**Text excerpt:**
[poppler] [RFC] Replace GooHash by std::unordered_map
Adam Reichold
adam.reichold at t-online.de
Wed Feb 21 19:19:25 UTC 2018
Hello again,
attached is an updated version of the patch that:
* Improves the conversions between GooString and std::string.
* Fixes the spacing (And yes, the spacing wasn't broken. I was broken. I
just can't get my head around 2 spaces indentation with an 8 spaces tab.
Sorry for that.)
* Extends UnicodeMap to become a move-only type so that the
initialization can stay basically the same as when using GooHash storing
pointers to UnicodeMap.
Best regards, ADam.
Am 21.02.2018 um 07:13 schrieb Adam Reichold:
> Hello again,
>
> Am 21.02.2018 um 00:31 schrieb Albert Astals Cid:
>> El dimarts, 20 de febrer de 2018, a les 8:58:24 CET, Adam Reichold va
>> escriure:
>>> Hello again,
>>>
>>> Am 18.02.2018 um 23:23 schrieb Adam Reichold:
>>>> Am 18.02.2018 um 23:08 schrieb Albert Astals Cid:
>>>>> El diumenge, 18 de febrer de 2018, a les 16:55:37 CET, Adam Reichold va
>>>>>
>>>>> escriure:
>>>>>> Hello,
>>>>>>
>>>>>> the attached patch replaced Poppler's internal hash table implementation
>>>>>> GooHash by std::unordered_map found in the C++ standard library since
>>>>>> C++11. This continues Poppler's slow drift towards standard library
>>>>>> containers and removes one of the home-grown data structures with the
>>>>>> main goals of reducing code size and improving the long term
>>>>>> maintainability of the code base.
>>>>>
>>>>> Do you have any benchmarks on "rendering" speed and code size?
>>>>
>>>> Sorry, not at hand. I will try to prepare them during the week.

**Given data:**
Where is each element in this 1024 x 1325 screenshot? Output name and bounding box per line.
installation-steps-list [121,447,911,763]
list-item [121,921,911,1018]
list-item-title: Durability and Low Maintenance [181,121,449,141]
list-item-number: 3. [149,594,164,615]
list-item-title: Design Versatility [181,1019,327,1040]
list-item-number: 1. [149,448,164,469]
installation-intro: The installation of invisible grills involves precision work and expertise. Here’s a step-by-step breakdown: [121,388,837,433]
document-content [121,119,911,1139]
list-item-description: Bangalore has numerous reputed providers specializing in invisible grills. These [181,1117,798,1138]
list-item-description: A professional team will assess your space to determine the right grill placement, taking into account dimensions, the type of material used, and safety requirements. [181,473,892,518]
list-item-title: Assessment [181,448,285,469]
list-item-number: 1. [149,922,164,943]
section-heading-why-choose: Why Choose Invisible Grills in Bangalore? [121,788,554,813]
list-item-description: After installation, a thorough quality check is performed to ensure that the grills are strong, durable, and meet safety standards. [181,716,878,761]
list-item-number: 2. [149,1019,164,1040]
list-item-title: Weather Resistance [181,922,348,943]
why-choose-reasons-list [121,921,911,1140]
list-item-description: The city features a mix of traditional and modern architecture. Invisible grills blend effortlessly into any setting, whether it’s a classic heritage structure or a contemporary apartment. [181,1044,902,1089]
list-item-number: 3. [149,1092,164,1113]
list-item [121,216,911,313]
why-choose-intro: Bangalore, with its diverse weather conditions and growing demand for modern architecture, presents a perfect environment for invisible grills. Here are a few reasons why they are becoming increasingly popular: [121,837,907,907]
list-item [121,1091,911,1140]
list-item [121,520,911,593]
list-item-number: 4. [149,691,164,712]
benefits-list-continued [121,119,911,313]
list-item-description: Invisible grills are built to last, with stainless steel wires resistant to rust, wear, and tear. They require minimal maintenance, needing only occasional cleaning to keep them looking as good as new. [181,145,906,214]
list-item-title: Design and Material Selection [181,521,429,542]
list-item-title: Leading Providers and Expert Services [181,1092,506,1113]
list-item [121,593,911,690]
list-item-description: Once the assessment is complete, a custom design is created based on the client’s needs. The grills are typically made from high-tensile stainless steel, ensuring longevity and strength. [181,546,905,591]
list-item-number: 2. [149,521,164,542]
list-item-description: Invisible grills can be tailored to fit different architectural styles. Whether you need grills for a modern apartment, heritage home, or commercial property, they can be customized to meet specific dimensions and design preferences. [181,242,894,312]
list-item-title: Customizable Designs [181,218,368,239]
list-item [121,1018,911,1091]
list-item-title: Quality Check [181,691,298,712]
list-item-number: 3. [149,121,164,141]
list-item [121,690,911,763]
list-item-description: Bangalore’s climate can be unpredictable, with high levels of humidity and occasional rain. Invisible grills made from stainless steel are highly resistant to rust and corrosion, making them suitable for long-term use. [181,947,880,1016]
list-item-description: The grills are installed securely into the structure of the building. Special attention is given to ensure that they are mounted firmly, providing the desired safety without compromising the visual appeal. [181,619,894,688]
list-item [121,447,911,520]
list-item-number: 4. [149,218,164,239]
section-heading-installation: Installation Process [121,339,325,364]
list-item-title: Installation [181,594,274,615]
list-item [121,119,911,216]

**What is asked:**
a. In the patch thread, why was UnicodeMap made a move-only type? Answer in one to three sentences.
b. Reproduce the patch thread verbatim from "Sorry for that.)" to "pointers to UnicodeMap.".

**Answers below:**
a. UnicodeMap was made move-only so that its initialization could stay basically the same as when GooHash stored pointers to UnicodeMap.

b.
Sorry for that.)
* Extends UnicodeMap to become a move-only type so that the
initialization can stay basically the same as when using GooHash storing
pointers to UnicodeMap.